### WHAT YOU NEED TO DO
- 1) Using the article about the Wellfleet painting restorer, list every kind of damage that the ship painting for Capt. Lewis R. Paine had suffered.
- 2) According to the article about the Wellfleet painting restorer, why does Debra Dickinson need to know when and where a work was done? Answer in one to three sentences.
- 3) From the article about the Wellfleet painting restorer, write out everything from "The painting’s story" down to "across its face.".

### SOURCE DOCUMENT
:::::

WELLFLEET — The picture, painted in about 1898 by S.F.M. Badger for Capt. Lewis R. Paine, was a classic Americana image of Paine’s ship plowing a translucent sea in full-blown sail, a lighthouse stiff in the background.
It was also a restorer’s nightmare.
A descendant of Wellfleet’s Paine family had brought it to Debra Dickinson’s studio in South Wellfleet on a veritable stretcher and she took it in with the professional and personal concern that has made her one of the most sought-after restoration artists on the Cape and beyond.
The painting’s story was ignoble and far too common.
Shrouded in a blanket and interred in an attic, a cat, having made a bed of it, had torn a Freddy Krueger gash across its face.
On top of that wound, a film of gray fireplace soot lay over brown aging varnish, and the elegant sails and soft sky of the picture had crumpled like the surface of a barn door.
Dickinson has been saving the lives of Cape Cod art for over 30 years. She has learned the science of restoration from some of the world’s leading conservationists, and she brings to her vocation a passionate tenderness as well as a subtle ability to reach for and match an artist’s original intent.
Dickinson says that when she begins to study a work of art she perceives it in overlapping layers of substance and history. Knowing when and where the work was done tells her what period paints to match and what backing material to repair. Familiarity with an artist’s work may allow her to recognize idiosyncratic ways of mixing and laying down paint.

:::::

### PROVIDED MATERIAL
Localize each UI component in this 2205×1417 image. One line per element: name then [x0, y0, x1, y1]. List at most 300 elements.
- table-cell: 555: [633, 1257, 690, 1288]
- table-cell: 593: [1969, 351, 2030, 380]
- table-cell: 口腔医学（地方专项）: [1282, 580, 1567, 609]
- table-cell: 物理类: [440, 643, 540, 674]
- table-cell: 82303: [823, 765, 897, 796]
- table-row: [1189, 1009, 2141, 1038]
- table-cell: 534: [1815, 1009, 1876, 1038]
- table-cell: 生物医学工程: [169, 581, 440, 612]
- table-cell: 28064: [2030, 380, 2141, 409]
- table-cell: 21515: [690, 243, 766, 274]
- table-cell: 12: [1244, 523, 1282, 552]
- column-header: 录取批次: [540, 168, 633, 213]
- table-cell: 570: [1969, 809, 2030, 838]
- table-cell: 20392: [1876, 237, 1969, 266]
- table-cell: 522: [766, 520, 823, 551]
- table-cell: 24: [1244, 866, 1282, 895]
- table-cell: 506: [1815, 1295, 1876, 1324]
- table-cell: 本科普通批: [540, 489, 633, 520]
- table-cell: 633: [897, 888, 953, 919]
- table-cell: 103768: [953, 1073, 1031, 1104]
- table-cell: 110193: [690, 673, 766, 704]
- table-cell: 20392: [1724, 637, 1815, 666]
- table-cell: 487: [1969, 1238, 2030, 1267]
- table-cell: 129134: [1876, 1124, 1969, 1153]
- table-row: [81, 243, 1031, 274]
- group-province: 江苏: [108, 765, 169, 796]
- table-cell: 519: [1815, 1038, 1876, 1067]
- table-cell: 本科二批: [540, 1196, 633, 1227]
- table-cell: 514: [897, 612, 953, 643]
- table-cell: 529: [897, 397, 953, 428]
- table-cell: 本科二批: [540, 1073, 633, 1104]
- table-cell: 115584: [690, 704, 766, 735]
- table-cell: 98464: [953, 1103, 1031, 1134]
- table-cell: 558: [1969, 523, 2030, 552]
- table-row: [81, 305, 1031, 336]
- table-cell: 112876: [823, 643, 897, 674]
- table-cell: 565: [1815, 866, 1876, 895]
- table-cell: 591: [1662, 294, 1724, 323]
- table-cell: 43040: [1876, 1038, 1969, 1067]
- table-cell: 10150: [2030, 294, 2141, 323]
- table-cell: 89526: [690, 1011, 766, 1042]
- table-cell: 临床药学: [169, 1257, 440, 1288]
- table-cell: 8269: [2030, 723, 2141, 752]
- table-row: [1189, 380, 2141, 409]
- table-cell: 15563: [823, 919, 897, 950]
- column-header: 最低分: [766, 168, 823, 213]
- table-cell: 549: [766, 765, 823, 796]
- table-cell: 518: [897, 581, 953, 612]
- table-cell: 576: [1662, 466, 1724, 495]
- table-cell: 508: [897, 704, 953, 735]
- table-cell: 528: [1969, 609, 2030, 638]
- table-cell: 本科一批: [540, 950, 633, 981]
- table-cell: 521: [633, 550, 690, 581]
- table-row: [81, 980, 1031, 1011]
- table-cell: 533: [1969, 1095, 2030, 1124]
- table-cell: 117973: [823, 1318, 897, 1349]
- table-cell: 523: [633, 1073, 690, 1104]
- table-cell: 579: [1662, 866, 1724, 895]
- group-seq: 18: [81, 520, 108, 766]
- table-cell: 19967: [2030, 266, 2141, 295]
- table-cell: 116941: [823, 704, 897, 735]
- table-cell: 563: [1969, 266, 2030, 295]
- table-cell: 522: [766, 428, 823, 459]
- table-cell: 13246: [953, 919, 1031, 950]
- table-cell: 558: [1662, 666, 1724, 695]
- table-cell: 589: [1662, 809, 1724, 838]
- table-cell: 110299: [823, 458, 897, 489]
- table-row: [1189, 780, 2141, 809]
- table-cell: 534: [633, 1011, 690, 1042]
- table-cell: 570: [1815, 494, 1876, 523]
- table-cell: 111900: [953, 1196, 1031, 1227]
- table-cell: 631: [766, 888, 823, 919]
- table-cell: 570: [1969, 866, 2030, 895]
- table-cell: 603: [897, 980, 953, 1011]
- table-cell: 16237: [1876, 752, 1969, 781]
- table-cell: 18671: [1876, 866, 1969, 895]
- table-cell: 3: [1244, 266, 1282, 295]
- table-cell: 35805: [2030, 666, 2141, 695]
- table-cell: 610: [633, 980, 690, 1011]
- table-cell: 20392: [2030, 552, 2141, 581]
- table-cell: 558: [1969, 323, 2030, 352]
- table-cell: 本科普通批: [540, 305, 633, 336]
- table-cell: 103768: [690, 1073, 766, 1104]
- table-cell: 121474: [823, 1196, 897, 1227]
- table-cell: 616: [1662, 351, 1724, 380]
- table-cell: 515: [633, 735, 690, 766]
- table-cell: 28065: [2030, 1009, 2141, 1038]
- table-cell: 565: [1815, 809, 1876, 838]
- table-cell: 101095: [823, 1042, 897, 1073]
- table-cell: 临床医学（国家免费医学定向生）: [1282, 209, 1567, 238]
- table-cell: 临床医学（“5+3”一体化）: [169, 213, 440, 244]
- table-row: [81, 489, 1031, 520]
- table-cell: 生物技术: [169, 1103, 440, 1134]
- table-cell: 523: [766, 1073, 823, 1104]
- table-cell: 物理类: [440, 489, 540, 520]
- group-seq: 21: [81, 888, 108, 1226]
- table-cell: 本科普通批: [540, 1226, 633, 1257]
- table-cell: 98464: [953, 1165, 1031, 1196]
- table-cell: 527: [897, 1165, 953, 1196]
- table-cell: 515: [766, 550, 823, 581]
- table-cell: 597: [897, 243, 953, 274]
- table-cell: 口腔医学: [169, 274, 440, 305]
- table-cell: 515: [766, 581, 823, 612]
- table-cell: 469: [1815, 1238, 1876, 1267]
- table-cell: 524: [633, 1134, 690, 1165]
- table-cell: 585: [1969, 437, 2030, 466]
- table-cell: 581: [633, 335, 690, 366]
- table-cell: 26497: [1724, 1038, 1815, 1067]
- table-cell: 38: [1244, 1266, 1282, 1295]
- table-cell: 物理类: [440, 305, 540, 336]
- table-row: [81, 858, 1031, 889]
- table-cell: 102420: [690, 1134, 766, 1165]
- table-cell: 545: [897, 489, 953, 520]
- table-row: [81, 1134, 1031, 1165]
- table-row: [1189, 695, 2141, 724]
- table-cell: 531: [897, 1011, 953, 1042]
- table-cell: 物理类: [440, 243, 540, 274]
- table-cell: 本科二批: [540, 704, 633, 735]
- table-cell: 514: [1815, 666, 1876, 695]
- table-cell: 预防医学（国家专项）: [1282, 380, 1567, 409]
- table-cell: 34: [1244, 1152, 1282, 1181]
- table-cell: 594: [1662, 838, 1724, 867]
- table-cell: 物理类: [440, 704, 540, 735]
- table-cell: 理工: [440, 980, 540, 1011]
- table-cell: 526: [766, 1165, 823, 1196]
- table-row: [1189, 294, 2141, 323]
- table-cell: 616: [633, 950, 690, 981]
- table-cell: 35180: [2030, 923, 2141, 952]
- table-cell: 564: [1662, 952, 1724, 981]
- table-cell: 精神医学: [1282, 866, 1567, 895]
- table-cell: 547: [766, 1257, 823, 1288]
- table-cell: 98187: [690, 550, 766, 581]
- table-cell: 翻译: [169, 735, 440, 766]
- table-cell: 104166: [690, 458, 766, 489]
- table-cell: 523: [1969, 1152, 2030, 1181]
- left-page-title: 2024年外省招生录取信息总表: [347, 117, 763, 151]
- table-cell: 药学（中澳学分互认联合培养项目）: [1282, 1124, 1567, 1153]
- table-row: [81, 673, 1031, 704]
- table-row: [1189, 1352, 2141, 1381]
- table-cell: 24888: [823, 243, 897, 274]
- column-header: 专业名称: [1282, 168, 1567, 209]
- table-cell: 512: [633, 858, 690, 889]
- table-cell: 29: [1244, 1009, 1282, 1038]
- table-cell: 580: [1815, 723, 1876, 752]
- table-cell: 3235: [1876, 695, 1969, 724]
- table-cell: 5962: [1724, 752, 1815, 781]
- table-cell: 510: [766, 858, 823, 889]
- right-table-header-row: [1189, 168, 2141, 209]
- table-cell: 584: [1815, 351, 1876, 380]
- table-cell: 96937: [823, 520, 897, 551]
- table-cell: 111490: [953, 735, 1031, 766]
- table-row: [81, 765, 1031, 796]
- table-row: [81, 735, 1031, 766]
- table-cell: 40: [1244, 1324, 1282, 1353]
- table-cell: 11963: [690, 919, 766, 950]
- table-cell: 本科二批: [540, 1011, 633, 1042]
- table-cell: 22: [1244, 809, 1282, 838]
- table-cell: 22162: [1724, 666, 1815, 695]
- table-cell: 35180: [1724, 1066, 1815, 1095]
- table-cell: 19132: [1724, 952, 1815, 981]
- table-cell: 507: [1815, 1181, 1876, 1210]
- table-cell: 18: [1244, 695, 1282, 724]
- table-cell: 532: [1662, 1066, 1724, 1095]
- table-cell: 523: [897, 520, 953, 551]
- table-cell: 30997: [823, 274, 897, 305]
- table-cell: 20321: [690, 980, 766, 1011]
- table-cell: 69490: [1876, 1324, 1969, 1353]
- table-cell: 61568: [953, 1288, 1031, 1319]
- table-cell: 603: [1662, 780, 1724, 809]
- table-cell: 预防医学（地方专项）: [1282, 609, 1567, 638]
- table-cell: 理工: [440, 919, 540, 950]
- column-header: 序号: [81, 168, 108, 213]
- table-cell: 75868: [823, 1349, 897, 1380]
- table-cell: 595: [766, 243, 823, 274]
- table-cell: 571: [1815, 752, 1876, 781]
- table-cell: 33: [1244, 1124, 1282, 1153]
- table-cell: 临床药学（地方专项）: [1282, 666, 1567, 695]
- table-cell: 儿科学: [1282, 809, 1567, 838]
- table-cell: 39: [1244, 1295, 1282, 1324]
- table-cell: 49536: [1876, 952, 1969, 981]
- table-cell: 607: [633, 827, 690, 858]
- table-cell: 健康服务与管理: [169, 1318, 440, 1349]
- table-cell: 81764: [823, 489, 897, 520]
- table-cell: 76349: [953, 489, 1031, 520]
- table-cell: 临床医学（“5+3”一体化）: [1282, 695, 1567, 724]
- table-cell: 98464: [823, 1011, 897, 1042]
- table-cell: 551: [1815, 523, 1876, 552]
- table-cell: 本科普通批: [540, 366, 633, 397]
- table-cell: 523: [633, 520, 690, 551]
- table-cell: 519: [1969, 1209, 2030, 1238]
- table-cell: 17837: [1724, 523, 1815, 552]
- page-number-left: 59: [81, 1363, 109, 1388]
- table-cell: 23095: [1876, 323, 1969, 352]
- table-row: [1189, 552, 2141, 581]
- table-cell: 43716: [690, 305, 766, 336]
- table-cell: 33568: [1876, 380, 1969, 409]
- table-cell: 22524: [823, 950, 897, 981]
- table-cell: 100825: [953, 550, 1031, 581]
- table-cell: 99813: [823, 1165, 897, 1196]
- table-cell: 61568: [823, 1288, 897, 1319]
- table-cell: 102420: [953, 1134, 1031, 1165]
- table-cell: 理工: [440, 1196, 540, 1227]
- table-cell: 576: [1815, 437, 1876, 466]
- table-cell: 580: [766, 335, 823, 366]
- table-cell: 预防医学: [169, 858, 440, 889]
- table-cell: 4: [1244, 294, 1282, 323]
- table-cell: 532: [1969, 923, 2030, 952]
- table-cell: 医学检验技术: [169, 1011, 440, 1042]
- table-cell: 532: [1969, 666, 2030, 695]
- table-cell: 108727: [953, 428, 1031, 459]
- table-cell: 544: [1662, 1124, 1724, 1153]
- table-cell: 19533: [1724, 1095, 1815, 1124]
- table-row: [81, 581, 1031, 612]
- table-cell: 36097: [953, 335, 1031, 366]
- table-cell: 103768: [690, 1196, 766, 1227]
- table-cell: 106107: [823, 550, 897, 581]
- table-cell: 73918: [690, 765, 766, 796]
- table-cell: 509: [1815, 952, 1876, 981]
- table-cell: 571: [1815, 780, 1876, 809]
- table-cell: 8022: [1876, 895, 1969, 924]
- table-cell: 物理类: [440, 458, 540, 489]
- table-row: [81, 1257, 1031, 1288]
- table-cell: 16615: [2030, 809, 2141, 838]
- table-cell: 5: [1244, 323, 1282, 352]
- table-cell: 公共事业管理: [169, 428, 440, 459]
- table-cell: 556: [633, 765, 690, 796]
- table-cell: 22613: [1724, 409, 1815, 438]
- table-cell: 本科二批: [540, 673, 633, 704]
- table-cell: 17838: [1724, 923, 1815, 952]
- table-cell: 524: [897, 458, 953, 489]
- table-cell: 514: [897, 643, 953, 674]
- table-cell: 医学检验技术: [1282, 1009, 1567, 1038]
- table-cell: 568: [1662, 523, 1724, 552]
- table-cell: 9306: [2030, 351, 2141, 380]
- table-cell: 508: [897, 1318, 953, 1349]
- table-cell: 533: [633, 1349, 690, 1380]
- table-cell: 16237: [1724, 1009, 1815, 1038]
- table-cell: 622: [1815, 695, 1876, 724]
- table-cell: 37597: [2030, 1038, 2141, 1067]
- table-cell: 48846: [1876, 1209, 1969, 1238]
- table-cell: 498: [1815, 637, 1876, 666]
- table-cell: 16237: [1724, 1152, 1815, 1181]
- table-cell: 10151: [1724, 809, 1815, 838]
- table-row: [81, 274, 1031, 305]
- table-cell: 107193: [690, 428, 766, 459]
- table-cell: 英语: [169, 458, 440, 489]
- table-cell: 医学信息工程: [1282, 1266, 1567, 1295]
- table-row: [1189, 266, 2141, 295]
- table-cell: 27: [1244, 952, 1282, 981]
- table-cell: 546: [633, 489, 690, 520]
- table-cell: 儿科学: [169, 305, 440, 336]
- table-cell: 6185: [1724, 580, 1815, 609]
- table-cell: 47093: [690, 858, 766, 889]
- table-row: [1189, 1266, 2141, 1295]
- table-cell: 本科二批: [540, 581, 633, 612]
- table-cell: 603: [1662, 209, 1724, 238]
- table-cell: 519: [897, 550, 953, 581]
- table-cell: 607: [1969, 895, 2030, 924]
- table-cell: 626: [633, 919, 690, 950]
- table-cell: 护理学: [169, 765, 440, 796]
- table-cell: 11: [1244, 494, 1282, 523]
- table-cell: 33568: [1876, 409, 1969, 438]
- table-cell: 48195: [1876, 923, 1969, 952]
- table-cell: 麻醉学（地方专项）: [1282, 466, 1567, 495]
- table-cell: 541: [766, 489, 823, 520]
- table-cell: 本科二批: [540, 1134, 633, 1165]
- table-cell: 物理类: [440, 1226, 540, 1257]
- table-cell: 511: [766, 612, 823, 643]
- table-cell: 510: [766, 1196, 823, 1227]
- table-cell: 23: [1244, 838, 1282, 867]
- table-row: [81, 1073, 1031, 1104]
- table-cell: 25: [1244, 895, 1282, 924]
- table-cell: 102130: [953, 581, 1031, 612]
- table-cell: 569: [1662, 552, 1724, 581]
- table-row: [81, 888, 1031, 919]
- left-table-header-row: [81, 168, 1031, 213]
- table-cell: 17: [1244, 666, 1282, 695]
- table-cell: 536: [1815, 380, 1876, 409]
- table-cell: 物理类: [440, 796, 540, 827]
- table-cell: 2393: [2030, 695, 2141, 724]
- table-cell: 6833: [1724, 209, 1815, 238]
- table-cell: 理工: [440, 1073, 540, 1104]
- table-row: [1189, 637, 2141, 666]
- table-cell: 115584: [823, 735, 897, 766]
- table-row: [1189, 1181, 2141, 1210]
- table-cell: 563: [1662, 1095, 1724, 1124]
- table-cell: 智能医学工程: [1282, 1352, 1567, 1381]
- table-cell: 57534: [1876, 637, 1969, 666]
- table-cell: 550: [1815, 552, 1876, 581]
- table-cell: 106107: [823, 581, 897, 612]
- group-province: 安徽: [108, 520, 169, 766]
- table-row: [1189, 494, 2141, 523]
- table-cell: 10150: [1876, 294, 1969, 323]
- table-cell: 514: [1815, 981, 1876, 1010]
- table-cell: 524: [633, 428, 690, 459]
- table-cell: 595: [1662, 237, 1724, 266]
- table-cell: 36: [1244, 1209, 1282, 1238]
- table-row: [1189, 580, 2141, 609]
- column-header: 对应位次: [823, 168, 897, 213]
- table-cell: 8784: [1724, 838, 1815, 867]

:::::

### RESPONSES
- 1)
- A gash torn across its face by a cat
- A film of gray fireplace soot
- Brown aging varnish
- The sails and sky crumpled like the surface of a barn door

- 2) Knowing when and where a work was done tells her which period paints to match. It also tells her what backing material to repair.

- 3)
The painting’s story was ignoble and far too common.
Shrouded in a blanket and interred in an attic, a cat, having made a bed of it, had torn a Freddy Krueger gash across its face.